Dataset entries ->

+===+

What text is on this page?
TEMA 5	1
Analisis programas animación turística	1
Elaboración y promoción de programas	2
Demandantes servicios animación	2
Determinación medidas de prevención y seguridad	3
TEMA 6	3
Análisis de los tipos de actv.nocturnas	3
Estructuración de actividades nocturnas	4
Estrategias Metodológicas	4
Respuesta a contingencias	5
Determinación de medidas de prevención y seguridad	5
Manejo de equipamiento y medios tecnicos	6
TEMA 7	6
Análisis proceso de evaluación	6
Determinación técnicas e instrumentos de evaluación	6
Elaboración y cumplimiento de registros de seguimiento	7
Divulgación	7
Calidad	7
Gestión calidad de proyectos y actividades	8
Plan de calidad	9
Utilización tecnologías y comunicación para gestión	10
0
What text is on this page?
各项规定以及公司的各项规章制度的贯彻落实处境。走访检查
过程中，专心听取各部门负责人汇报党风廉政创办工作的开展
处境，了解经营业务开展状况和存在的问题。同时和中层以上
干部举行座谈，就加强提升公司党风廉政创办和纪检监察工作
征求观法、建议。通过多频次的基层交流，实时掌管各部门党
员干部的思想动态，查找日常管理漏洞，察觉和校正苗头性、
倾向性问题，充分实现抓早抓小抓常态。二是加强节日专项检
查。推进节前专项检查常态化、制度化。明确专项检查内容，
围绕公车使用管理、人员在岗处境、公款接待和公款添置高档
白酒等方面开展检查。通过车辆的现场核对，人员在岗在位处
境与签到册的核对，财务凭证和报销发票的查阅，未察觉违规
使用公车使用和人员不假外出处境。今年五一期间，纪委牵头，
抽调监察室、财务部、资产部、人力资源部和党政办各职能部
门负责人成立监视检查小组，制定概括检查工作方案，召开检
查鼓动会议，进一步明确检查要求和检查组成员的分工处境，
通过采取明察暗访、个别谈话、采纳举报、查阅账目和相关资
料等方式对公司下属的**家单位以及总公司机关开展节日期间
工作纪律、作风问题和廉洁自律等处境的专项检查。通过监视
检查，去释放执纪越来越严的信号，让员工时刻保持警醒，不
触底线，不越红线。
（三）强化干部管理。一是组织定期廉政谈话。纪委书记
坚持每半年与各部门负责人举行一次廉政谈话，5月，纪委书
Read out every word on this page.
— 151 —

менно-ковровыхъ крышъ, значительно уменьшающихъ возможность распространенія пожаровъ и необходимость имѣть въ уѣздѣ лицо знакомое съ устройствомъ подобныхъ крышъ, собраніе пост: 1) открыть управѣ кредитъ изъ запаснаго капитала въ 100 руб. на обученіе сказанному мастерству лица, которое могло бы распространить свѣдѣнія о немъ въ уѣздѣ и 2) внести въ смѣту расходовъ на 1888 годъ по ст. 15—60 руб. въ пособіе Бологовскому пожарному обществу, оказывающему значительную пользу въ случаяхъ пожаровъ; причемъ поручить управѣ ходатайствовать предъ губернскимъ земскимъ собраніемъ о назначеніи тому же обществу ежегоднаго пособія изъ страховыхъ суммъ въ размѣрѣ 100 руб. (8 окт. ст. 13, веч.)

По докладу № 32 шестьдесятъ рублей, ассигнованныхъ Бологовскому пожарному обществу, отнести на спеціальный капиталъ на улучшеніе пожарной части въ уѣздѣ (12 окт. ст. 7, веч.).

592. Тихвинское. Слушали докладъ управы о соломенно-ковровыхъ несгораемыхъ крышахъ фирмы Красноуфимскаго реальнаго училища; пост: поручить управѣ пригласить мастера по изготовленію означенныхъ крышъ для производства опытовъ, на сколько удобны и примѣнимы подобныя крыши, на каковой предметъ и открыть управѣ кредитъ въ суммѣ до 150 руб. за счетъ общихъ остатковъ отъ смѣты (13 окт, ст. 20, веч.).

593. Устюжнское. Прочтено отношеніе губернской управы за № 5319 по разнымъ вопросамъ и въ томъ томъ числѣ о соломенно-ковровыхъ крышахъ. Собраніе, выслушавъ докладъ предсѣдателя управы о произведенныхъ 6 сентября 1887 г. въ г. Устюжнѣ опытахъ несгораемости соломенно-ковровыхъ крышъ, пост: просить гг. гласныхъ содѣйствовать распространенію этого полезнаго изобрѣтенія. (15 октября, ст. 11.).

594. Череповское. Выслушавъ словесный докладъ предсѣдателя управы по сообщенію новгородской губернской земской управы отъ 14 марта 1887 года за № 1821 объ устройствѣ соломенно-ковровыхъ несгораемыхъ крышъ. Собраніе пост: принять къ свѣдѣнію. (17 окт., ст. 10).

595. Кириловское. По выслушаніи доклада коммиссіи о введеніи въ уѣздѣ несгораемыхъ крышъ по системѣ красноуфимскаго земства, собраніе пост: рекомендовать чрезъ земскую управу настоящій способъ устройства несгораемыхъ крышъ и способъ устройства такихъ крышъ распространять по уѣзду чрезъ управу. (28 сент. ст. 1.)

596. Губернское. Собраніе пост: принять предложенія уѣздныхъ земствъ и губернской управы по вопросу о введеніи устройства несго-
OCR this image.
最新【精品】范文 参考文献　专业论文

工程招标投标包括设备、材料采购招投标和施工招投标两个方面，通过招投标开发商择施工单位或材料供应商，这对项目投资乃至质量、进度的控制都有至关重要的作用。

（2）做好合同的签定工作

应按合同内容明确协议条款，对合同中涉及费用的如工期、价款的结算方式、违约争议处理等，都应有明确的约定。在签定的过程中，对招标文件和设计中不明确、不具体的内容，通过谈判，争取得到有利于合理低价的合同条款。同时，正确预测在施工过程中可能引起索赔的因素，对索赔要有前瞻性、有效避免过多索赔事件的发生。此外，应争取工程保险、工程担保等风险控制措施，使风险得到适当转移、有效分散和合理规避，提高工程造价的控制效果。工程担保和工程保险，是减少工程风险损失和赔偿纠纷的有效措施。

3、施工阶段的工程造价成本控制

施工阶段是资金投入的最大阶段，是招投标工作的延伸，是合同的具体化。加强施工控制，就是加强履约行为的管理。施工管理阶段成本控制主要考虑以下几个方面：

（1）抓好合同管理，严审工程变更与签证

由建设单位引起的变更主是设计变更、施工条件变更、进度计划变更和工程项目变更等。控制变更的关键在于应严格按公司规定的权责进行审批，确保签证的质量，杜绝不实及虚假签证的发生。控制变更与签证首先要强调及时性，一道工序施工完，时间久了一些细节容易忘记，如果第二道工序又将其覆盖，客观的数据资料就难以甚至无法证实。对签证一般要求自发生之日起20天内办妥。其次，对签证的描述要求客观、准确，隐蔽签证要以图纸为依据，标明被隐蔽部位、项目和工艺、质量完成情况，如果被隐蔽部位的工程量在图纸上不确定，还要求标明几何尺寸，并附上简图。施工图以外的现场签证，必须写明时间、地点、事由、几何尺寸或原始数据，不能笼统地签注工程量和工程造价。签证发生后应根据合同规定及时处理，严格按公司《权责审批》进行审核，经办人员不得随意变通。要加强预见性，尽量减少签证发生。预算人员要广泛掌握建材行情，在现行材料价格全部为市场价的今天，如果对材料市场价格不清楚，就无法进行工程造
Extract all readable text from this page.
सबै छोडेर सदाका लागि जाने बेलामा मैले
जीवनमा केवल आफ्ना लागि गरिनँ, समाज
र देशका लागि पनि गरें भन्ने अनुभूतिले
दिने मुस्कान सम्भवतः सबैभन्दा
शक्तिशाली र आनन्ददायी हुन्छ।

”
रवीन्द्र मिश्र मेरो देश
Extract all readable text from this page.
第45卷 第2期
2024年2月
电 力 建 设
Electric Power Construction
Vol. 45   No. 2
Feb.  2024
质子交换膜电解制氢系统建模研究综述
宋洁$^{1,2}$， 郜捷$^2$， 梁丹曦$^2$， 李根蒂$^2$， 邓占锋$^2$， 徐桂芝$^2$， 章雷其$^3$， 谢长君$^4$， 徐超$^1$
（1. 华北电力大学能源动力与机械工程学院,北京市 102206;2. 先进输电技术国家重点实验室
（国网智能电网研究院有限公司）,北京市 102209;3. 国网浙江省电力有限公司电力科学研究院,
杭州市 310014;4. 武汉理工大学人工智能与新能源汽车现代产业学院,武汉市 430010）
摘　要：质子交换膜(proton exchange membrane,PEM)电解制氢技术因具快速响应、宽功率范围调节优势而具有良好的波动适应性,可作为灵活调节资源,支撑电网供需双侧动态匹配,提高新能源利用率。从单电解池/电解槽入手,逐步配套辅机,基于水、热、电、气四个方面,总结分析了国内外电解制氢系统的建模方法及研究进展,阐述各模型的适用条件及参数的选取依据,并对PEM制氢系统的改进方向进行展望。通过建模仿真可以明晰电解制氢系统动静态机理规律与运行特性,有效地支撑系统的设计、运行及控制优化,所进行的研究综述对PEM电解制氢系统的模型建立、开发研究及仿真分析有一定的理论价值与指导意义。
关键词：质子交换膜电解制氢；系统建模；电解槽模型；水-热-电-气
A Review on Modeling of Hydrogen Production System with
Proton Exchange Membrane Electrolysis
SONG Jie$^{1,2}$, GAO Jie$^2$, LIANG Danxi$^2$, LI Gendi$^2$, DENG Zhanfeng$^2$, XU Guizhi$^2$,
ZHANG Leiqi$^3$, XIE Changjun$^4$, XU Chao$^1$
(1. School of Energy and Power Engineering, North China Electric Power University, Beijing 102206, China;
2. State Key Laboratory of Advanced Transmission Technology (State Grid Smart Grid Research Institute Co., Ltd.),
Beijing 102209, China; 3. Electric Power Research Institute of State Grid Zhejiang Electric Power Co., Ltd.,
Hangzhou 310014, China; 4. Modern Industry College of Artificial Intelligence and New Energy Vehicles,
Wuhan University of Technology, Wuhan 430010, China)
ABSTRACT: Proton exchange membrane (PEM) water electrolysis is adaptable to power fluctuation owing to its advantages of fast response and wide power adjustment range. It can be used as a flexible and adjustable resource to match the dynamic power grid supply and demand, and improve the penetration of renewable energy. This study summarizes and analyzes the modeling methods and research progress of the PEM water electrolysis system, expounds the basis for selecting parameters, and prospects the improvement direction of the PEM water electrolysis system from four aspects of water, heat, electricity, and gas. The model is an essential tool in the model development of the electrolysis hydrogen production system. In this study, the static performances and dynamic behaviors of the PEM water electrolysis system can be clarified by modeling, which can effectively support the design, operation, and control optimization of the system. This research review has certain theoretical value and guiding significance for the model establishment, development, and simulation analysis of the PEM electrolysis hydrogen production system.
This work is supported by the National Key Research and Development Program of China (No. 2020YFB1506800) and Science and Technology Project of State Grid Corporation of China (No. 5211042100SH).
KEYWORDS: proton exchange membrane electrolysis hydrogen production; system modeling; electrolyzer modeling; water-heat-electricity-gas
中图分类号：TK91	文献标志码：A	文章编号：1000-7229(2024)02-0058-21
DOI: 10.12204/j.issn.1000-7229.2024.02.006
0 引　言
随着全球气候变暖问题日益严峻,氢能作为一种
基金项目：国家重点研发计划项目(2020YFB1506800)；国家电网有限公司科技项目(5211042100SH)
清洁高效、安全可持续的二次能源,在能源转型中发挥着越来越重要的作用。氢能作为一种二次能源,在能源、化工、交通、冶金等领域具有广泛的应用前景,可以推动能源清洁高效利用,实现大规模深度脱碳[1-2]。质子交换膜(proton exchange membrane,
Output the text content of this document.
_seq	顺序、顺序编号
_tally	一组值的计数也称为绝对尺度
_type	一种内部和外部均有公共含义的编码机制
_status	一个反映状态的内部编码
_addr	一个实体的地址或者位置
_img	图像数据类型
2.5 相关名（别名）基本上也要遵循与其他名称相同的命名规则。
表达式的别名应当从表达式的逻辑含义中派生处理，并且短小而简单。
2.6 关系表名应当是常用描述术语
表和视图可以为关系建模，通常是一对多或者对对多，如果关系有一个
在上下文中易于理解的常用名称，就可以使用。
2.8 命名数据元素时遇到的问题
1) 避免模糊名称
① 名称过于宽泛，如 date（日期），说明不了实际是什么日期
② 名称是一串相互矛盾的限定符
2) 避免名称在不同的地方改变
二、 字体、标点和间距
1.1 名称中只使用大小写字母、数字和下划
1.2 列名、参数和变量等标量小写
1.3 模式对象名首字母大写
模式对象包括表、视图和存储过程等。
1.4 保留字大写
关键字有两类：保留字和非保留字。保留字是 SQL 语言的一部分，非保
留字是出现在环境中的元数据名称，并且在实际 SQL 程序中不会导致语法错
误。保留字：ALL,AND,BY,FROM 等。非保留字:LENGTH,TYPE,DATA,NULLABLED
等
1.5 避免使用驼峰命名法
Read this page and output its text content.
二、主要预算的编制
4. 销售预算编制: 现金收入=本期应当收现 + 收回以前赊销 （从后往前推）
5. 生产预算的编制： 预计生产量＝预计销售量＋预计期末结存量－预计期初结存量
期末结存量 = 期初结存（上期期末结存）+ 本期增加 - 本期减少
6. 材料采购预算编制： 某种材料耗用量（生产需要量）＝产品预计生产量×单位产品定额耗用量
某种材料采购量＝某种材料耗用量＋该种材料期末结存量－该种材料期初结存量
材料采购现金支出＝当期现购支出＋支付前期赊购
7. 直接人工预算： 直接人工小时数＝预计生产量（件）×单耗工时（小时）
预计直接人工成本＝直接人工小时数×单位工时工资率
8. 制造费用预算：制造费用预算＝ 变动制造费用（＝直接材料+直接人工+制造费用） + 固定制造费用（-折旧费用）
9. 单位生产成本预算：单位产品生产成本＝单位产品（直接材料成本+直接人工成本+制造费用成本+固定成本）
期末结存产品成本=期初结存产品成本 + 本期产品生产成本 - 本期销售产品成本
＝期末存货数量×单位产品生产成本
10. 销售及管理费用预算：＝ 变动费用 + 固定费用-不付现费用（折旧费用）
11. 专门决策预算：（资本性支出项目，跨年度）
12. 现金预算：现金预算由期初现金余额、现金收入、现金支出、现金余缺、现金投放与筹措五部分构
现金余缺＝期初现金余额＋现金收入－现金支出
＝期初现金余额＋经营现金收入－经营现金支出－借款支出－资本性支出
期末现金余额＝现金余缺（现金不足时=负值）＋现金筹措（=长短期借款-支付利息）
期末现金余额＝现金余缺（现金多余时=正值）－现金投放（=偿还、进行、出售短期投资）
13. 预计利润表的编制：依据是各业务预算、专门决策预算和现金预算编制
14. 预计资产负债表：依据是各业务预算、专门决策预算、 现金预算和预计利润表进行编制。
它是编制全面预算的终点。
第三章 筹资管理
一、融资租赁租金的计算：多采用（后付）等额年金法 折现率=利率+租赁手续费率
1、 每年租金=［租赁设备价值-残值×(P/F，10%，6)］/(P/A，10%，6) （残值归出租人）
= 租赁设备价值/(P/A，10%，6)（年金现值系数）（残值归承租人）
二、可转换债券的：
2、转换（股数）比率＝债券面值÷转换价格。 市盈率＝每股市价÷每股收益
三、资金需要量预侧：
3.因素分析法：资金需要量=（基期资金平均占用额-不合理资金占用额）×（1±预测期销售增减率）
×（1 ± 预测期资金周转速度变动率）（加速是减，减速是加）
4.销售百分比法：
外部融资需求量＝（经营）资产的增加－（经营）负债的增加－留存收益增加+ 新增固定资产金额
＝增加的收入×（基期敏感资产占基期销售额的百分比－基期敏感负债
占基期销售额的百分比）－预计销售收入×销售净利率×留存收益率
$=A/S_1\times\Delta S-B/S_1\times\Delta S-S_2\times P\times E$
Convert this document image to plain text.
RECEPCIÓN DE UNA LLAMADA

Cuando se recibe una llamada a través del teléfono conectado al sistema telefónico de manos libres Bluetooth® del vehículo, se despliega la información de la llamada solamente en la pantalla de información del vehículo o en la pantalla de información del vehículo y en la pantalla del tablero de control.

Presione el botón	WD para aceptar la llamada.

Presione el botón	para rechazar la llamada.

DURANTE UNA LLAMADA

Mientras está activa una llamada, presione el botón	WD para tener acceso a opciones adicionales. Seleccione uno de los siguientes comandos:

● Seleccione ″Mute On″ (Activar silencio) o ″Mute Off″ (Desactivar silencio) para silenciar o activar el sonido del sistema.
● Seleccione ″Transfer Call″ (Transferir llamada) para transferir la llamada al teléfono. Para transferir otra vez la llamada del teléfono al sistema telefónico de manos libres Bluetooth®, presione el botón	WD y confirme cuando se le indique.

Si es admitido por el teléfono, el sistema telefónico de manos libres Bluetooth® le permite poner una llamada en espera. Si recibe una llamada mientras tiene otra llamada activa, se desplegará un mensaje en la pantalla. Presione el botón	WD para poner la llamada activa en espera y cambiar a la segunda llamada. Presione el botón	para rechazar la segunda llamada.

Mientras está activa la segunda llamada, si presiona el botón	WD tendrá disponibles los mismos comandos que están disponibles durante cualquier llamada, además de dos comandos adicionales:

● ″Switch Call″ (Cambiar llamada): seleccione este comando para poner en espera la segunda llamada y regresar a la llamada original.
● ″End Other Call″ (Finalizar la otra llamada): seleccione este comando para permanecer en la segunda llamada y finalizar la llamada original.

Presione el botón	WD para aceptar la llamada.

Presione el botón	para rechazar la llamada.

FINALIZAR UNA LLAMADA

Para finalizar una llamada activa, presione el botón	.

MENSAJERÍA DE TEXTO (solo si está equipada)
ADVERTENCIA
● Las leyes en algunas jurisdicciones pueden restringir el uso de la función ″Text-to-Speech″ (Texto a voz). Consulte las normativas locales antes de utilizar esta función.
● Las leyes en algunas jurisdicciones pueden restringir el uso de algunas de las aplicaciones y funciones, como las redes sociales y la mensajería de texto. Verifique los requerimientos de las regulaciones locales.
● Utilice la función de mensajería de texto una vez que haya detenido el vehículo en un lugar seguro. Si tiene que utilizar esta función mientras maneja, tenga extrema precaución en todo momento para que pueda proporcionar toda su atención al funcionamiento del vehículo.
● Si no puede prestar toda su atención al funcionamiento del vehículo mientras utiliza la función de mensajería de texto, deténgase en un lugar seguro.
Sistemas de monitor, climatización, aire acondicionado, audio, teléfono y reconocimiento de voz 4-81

+===+

Request ->
In the listing above, locate each line with "actividades" and copy it.

The response ->
Estructuración de actividades nocturnas	4
Gestión calidad de proyectos y actividades	8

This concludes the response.